Goal of the exercise
List all lines in the material below that contain "JSON".

Data for the task
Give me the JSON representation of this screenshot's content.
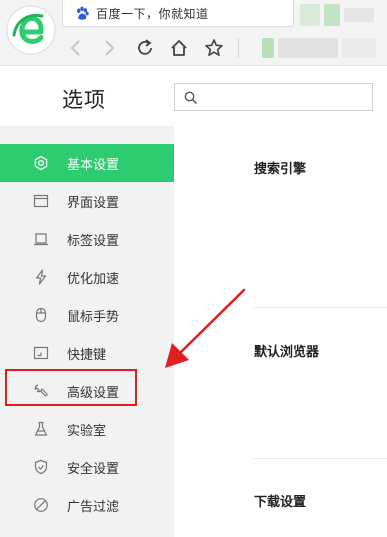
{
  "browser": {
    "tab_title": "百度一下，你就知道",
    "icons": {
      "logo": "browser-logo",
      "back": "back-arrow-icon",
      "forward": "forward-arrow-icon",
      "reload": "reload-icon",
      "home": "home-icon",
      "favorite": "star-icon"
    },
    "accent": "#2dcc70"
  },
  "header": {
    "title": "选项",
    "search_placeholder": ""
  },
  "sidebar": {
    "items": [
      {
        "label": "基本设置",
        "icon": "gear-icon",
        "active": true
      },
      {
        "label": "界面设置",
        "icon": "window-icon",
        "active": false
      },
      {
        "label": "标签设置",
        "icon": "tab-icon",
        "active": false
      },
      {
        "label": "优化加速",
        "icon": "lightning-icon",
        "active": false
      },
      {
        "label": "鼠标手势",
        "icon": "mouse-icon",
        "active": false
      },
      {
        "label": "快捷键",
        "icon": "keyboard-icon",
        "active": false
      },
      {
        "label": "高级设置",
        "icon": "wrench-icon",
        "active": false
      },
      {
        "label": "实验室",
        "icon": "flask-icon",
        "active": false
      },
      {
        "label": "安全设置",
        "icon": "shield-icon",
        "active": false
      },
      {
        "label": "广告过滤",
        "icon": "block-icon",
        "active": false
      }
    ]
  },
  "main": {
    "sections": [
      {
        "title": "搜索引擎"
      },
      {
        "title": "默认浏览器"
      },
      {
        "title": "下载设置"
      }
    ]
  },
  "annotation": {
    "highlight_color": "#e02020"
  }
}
--
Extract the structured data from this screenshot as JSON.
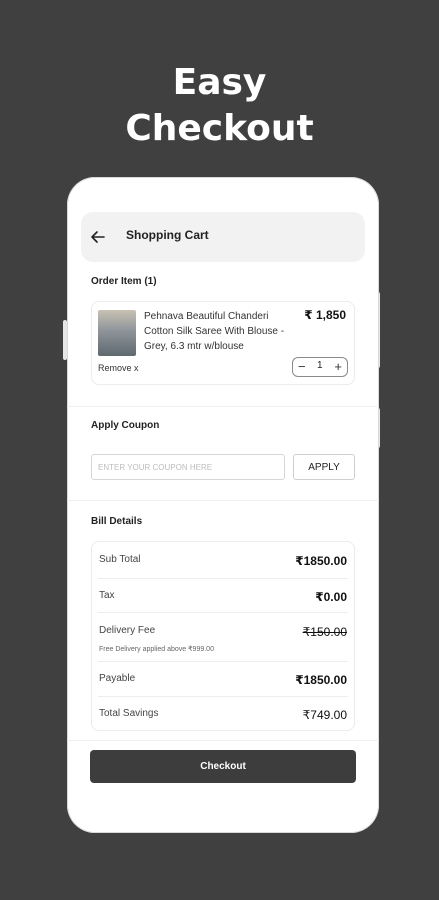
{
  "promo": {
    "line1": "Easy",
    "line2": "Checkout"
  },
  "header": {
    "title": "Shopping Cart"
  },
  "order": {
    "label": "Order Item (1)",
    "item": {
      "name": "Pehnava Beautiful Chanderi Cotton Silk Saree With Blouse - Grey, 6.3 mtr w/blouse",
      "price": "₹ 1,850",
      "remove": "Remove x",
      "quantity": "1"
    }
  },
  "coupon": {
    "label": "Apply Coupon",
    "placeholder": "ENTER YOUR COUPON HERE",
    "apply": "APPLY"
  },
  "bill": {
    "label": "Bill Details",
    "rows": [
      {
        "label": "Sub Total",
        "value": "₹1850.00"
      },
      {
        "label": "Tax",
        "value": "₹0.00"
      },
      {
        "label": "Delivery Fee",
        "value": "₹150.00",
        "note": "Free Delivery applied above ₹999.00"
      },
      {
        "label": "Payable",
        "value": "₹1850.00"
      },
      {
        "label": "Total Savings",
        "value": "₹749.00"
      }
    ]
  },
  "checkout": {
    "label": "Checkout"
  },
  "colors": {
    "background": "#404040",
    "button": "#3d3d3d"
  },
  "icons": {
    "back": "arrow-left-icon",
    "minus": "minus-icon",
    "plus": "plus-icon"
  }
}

Complete response
Give me the JSON representation of this screenshot's content.
Extract the structured data from this screenshot as JSON.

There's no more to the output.